----- Input for this task

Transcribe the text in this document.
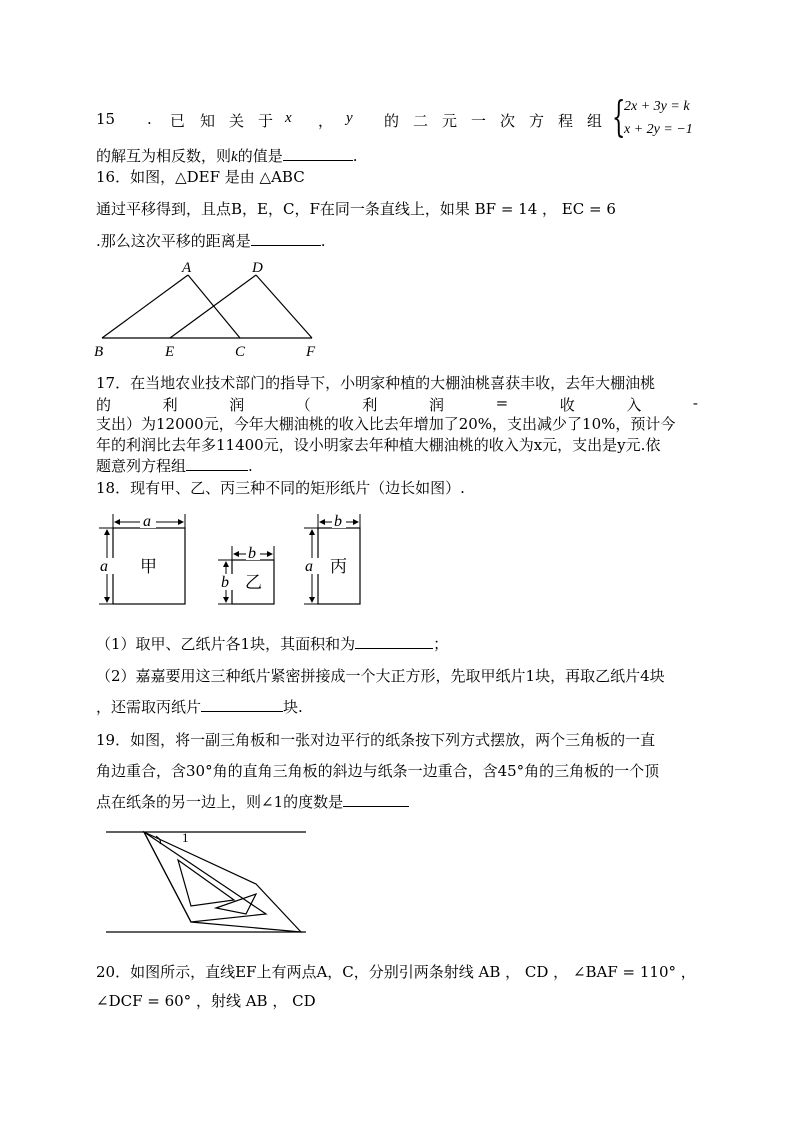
15 . 已 知 关 于 x ， y 的 二 元 一 次 方 程 组 {
2x + 3y = k
x + 2y = −1
的解互为相反数，则k的值是	.
16．如图，△DEF 是由 △ABC
通过平移得到，且点B，E，C，F在同一条直线上，如果 BF = 14 ， EC = 6
.那么这次平移的距离是	.
A	D
B	E	C	F
17．在当地农业技术部门的指导下，小明家种植的大棚油桃喜获丰收，去年大棚油桃
的	利	润	（	利	润	=	收	入	-
支出）为12000元，今年大棚油桃的收入比去年增加了20%，支出减少了10%，预计今
年的利润比去年多11400元，设小明家去年种植大棚油桃的收入为x元，支出是y元.依
题意列方程组	.
18．现有甲、乙、丙三种不同的矩形纸片（边长如图）.
a
a 甲
b
b 乙
b
a 丙
（1）取甲、乙纸片各1块，其面积和为	；
（2）嘉嘉要用这三种纸片紧密拼接成一个大正方形，先取甲纸片1块，再取乙纸片4块
，还需取丙纸片	块.
19．如图，将一副三角板和一张对边平行的纸条按下列方式摆放，两个三角板的一直
角边重合，含30°角的直角三角板的斜边与纸条一边重合，含45°角的三角板的一个顶
点在纸条的另一边上，则∠1的度数是
1
20．如图所示，直线EF上有两点A，C，分别引两条射线 AB ， CD ， ∠BAF = 110° ，
∠DCF = 60° ，射线 AB ， CD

----------

*Exercise:* Exclude every picture and copy the remaining data exactly.

*Task result:*
Transcribe the text in this document.
15 . 已 知 关 于 x ， y 的 二 元 一 次 方 程 组 {
2x + 3y = k
x + 2y = −1
的解互为相反数，则k的值是	.
16．如图，△DEF 是由 △ABC
通过平移得到，且点B，E，C，F在同一条直线上，如果 BF = 14 ， EC = 6
.那么这次平移的距离是	.
A	D
B	E	C	F
17．在当地农业技术部门的指导下，小明家种植的大棚油桃喜获丰收，去年大棚油桃
的	利	润	（	利	润	=	收	入	-
支出）为12000元，今年大棚油桃的收入比去年增加了20%，支出减少了10%，预计今
年的利润比去年多11400元，设小明家去年种植大棚油桃的收入为x元，支出是y元.依
题意列方程组	.
18．现有甲、乙、丙三种不同的矩形纸片（边长如图）.
a
a 甲
b
b 乙
b
a 丙
（1）取甲、乙纸片各1块，其面积和为	；
（2）嘉嘉要用这三种纸片紧密拼接成一个大正方形，先取甲纸片1块，再取乙纸片4块
，还需取丙纸片	块.
19．如图，将一副三角板和一张对边平行的纸条按下列方式摆放，两个三角板的一直
角边重合，含30°角的直角三角板的斜边与纸条一边重合，含45°角的三角板的一个顶
点在纸条的另一边上，则∠1的度数是
1
20．如图所示，直线EF上有两点A，C，分别引两条射线 AB ， CD ， ∠BAF = 110° ，
∠DCF = 60° ，射线 AB ， CD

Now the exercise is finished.